Give the count of lines holding the string "Nubes" and nothing else.

═════ TASK INPUT

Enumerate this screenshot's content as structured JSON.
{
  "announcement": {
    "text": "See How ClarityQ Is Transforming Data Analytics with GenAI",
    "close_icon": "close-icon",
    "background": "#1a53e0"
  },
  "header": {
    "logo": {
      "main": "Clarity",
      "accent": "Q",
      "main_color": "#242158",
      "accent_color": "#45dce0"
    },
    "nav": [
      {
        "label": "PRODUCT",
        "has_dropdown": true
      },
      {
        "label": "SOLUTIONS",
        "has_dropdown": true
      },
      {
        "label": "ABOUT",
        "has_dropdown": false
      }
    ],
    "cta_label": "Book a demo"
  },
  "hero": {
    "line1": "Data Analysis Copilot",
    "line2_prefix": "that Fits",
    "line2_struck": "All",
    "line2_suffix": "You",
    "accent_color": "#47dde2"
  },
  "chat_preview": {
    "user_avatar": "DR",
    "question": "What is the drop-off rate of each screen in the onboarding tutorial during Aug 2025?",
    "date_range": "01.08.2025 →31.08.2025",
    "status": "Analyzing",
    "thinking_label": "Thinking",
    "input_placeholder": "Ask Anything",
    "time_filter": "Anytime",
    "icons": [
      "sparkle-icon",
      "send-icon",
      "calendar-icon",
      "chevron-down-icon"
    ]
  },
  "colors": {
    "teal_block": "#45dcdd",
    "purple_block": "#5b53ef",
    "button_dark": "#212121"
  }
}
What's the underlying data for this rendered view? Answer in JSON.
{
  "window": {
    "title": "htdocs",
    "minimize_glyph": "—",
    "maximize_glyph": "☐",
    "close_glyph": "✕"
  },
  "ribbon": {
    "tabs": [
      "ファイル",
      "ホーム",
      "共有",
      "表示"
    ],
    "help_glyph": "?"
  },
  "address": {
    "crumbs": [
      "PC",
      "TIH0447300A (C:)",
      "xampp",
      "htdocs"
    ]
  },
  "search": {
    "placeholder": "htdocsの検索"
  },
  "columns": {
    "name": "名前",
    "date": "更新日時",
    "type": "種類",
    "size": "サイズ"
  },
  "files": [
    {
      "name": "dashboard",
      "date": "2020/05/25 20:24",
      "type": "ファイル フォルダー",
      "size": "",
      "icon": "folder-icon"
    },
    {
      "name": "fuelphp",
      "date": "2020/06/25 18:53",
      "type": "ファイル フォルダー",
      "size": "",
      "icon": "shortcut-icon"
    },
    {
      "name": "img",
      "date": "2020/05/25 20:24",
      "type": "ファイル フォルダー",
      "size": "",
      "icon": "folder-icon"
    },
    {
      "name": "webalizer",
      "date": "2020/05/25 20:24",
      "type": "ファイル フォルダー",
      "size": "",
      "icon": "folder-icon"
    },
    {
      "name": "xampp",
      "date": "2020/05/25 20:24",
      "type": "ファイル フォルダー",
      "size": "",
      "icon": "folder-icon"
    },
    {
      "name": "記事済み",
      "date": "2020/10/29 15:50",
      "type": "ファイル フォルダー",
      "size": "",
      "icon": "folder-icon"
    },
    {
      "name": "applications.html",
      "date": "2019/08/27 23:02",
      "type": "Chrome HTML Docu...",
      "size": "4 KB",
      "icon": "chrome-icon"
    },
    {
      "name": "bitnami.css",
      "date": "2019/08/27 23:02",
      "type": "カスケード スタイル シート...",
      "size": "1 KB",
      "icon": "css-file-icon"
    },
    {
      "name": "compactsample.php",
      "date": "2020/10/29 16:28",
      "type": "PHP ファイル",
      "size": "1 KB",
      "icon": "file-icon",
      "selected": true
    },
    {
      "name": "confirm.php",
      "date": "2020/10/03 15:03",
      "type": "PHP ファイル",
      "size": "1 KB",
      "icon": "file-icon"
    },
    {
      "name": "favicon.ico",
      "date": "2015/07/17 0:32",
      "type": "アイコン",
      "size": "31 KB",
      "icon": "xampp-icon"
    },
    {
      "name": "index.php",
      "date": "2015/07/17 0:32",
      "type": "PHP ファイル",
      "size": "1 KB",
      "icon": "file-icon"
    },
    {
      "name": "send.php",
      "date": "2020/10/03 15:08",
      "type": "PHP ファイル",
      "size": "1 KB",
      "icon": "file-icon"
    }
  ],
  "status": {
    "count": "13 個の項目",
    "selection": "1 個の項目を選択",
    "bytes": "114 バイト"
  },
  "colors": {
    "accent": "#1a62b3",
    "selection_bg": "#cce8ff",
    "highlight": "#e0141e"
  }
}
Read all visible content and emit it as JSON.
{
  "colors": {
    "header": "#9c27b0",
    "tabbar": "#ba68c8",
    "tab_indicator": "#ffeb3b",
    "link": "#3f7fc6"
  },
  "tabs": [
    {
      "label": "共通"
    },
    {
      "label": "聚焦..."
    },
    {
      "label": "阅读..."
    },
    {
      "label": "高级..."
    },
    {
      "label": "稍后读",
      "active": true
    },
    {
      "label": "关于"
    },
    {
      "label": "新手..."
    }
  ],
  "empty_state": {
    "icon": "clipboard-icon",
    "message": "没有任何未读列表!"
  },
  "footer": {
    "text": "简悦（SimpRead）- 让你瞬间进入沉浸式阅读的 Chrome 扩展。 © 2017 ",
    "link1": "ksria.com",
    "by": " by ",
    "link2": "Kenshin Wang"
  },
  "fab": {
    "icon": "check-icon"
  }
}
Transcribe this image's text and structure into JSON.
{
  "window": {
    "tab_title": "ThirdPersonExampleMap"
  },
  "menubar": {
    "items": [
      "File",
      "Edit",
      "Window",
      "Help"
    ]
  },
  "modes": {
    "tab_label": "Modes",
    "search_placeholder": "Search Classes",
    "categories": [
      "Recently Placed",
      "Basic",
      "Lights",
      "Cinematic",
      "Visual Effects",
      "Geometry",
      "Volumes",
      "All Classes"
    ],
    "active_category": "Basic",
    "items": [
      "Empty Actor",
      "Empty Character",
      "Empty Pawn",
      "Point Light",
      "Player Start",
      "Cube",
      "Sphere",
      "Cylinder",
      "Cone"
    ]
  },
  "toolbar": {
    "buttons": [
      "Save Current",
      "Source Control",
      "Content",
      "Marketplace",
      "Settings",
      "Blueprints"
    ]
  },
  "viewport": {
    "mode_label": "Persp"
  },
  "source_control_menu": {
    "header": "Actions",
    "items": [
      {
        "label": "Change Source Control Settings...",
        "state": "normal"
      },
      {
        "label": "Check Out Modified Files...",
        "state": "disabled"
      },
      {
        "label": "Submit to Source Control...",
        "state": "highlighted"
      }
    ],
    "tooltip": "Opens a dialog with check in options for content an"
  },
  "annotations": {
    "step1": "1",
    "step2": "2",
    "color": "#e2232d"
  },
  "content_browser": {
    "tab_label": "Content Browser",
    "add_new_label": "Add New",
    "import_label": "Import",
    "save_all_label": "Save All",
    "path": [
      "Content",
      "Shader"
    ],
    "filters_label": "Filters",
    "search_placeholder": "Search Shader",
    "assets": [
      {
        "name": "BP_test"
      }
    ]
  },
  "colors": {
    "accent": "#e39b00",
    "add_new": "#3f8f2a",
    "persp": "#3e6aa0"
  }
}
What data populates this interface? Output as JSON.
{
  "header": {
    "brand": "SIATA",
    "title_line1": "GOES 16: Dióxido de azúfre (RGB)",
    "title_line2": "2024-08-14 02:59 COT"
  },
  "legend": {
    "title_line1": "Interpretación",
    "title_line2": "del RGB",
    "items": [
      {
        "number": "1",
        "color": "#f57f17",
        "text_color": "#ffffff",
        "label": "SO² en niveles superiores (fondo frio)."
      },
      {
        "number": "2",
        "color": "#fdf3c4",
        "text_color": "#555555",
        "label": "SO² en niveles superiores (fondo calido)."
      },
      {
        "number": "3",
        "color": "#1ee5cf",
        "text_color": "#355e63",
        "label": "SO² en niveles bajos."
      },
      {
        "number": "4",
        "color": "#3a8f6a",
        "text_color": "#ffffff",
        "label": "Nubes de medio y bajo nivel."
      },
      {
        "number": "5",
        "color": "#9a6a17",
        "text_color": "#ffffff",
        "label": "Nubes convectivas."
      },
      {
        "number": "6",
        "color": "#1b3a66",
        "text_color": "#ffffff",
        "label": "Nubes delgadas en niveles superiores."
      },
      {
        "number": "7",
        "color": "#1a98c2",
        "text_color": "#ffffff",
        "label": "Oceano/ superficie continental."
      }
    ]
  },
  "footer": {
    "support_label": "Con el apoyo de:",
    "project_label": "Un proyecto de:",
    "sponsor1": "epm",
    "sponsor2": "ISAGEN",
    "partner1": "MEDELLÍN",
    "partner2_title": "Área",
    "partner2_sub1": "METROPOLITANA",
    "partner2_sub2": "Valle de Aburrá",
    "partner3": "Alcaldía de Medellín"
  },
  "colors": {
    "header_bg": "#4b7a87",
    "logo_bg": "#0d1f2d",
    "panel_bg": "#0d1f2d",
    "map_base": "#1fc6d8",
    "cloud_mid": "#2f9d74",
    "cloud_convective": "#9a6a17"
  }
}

══════════

» WRITTEN RESPONSE
3